A nominal-GDP target would ensure either that real growth accelerates or, if not, that the real interest rate declines automatically, pushing up demand. The targets for nominal GDP growth could be chosen in a way that puts the level of nominal GDP on an accelerated path back to its pre-recession trend. In the long run, when nominal GDP growth is back on its annual path of 4-4.5%, real growth will return to its potential, say 2-2.5%, with inflation back at 1.5-2%.

Phasing in nominal-GDP targeting delivers the advantage of some stimulus now, when it is needed, while respecting central bankers’ reluctance to abandon their cherished inflation target.

Marcus Nunes also comments on Jeff.

The counterfactual US inflation history – the case of NGDP targeting

Opponents of NGDP level targeting often accuse Market Monetarists of being “inflationists” and of being in favour of reflating bubbles. Nothing could be further from the truth – in fact we are strong proponents of sound money and nominal stability. I will try to illustrate that with a simple thought experiment.

Imagine that that the Federal Reserve had a strict NGDP level targeting regime in place for the past 20 years with NGDP growing 5% year in and year out. What would inflation then have been?

This kind of counterfactual history excise is obviously not easy to conduct, but I will try nonetheless. Lets start out with a definition:

(1) NGDP=P*RGDP

where NGDP is nominal GDP, RGDP is real GDP and P is the price level. It follows from (1) that:

(1)’ P=NGDP/RGDP

In our counterfactual calculation we will assume the NGDP would have grown 5% year-in and year-out over the last 20 years. Instead of using actual RGDP growth we RGDP growth we will use data for potential RGDP as calculated Congressional Budget Office (CBO) – as the this is closer to the path RGDP growth would have followed under NGDP targeting than the actual growth of RGDP.

As potential RGDP has not been constant in the US over paste 20 years the counterfactual inflation rate would have varied inversely with potential RGDP growth under a 5% NGDP targeting rule. As potential RGDP growth accelerates – as during the tech revolution during the 1990s – inflation would ease. This is obviously contrary to inflation targeting – where the central bank would ease monetary policy in response to higher potential RGDP growth. This is exactly what happened in the US during the 1990s.

The graph below shows the “counterfactual inflation rate” (what inflation would have been under strict NGDP targeting) and the actual inflation rate (GDP deflator).

The graph fairly clearly shows that actual US inflation during the Great Moderation (from 1992 to 2007 in the graph) pretty much followed an NGDP targeting ideal. Hence, inflation declined during the 1990s during the tech driven boost to US productivity growth. From around 2000 to 2007 inflation inched up as productivity growth slowed.

Hence, during the Great Moderation monetary policy nearly followed an NGDP targeting rule – but not totally.

At two points in time actual inflation became significantly higher than it would have been under a strict NGDP targeting rule – in 1999-2001 and 2004-2007.

Dataset records:
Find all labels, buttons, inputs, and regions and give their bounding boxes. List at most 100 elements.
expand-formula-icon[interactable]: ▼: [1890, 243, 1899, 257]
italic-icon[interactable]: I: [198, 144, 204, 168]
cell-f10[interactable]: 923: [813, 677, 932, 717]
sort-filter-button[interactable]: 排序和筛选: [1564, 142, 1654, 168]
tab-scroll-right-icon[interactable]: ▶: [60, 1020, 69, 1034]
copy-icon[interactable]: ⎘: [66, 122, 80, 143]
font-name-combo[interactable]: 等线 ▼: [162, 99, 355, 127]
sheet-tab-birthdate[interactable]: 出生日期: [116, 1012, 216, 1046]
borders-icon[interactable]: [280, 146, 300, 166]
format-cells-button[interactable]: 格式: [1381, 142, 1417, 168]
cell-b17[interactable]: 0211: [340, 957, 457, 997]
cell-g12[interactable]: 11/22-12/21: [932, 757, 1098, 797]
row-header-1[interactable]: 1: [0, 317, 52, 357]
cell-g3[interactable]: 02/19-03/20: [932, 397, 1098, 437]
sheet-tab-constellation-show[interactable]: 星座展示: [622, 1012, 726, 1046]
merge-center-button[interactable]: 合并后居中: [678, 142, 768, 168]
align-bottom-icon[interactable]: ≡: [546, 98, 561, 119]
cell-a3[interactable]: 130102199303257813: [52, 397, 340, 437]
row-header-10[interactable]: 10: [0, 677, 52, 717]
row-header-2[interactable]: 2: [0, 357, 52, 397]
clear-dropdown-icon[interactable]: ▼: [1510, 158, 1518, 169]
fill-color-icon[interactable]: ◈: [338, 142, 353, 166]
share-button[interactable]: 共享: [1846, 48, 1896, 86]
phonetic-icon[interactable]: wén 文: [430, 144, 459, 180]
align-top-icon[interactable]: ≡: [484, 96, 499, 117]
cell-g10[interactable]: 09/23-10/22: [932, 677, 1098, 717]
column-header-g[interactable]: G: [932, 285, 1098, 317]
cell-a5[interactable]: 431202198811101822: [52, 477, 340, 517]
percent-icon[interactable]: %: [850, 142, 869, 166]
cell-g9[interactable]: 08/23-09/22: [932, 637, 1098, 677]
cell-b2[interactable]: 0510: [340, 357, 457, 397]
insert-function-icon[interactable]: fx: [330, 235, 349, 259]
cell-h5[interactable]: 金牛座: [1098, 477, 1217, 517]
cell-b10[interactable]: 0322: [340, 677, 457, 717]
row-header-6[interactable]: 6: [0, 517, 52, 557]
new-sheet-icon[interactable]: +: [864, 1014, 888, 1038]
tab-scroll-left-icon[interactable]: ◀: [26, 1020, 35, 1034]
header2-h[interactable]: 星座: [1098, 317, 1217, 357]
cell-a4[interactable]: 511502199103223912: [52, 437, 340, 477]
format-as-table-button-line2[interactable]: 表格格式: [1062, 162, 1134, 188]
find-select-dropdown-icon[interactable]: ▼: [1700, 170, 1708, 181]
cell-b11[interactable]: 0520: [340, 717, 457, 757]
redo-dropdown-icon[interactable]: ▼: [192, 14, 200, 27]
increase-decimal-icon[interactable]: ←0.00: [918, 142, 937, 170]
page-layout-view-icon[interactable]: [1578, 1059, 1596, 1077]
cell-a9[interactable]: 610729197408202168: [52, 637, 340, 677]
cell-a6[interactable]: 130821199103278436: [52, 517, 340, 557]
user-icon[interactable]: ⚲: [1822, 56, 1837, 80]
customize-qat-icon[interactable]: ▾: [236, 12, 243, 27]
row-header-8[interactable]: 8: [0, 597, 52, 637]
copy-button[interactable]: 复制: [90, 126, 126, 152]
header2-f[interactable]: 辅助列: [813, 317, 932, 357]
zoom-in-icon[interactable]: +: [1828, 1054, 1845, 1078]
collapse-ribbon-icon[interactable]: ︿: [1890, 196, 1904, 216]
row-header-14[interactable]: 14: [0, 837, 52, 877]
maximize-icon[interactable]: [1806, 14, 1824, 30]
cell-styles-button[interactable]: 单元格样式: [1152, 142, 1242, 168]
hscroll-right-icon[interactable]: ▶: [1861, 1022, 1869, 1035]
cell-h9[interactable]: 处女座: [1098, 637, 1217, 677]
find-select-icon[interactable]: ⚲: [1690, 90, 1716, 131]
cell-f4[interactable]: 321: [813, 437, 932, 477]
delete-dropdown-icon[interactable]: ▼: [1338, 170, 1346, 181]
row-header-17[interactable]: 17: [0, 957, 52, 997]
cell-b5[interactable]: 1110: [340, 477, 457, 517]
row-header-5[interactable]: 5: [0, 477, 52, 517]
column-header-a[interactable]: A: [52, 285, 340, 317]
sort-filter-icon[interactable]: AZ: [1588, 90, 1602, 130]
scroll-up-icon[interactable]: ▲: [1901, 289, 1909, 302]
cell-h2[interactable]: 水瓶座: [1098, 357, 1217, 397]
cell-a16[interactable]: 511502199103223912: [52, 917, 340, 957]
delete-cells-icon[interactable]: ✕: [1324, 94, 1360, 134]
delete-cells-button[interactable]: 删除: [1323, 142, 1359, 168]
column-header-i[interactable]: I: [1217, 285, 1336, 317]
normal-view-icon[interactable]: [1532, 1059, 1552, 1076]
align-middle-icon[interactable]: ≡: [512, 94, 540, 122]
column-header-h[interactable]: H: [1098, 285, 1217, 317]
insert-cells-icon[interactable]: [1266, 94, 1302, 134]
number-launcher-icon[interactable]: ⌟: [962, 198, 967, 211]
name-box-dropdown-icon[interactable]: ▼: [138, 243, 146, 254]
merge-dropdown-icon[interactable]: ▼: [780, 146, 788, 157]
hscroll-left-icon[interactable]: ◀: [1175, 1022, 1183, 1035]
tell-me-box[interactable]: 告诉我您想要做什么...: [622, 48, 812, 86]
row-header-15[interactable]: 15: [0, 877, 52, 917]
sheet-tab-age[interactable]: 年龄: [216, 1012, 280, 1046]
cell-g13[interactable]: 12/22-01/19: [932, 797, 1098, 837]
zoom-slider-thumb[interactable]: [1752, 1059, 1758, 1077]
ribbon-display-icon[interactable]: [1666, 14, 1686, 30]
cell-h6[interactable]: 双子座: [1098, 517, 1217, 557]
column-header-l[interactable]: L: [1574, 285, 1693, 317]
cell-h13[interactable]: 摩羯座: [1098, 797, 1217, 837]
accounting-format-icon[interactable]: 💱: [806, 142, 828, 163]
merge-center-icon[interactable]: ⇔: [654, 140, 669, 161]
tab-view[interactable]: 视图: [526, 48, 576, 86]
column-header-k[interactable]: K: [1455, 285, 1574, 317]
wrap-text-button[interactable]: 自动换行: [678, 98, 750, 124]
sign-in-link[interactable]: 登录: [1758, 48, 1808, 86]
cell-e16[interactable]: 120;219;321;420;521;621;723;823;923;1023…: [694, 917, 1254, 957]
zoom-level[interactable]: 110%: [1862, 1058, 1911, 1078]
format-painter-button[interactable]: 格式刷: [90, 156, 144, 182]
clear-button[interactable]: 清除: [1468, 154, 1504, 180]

What is needed: Please list each variable defined in equation (1) of the NGDP targeting text, along with what the text says it stands for. The records are separate material from the NGDP targeting text.

Answer for the task:
- NGDP: nominal GDP
- RGDP: real GDP
- P: the price level